**Exercise description**
Look over the entries that follow and work out how many lines contain "Dienstleistungen". State the number only.

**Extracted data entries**
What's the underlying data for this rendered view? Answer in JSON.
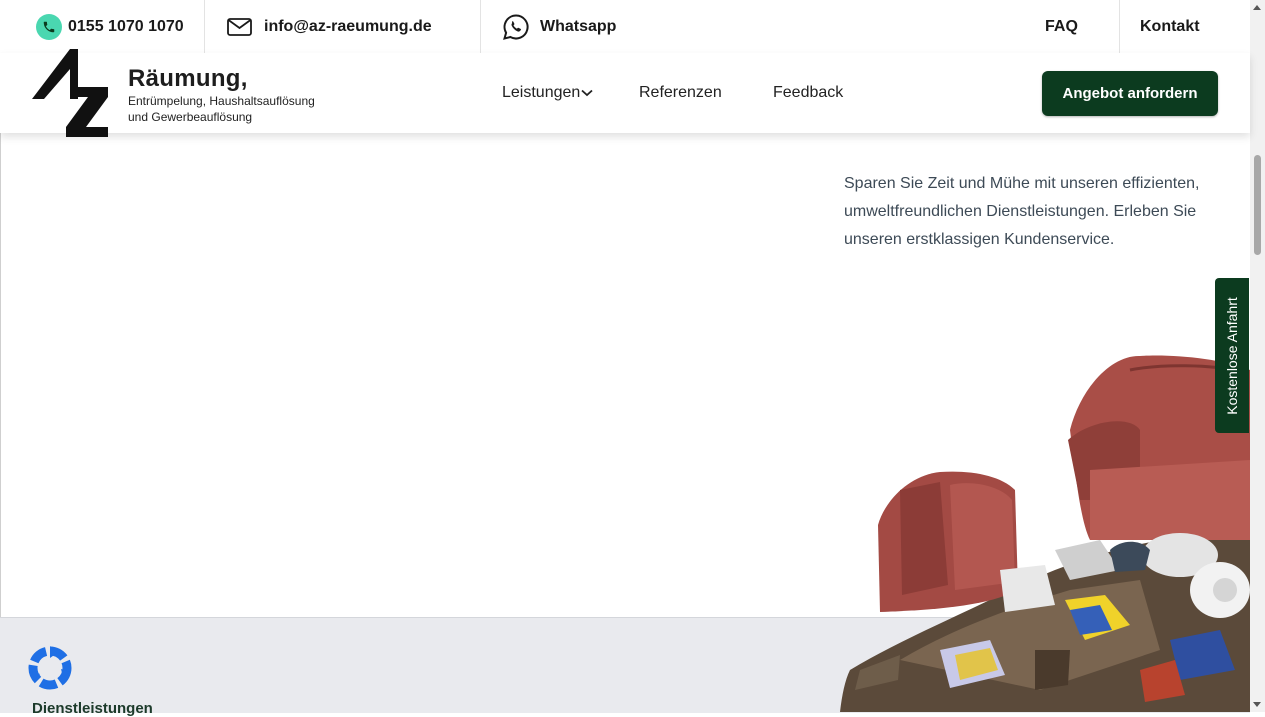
{
  "topbar": {
    "phone": "0155 1070 1070",
    "email": "info@az-raeumung.de",
    "whatsapp": "Whatsapp",
    "faq": "FAQ",
    "kontakt": "Kontakt"
  },
  "header": {
    "brand_title": "Räumung,",
    "brand_sub_line1": "Entrümpelung, Haushaltsauflösung",
    "brand_sub_line2": "und Gewerbeauflösung",
    "nav": {
      "leistungen": "Leistungen",
      "referenzen": "Referenzen",
      "feedback": "Feedback"
    },
    "cta": "Angebot anfordern"
  },
  "hero": {
    "text": "Sparen Sie Zeit und Mühe mit unseren effizienten, umweltfreundlichen Dienstleistungen. Erleben Sie unseren erstklassigen Kundenservice."
  },
  "side_tab": "Kostenlose Anfahrt",
  "services": {
    "label": "Dienstleistungen"
  },
  "colors": {
    "brand_green": "#0c3b1f",
    "phone_icon_bg": "#4ad7b0",
    "recycle_blue": "#1f6fe5",
    "band_gray": "#e9eaee"
  }
}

**Response to the task**
2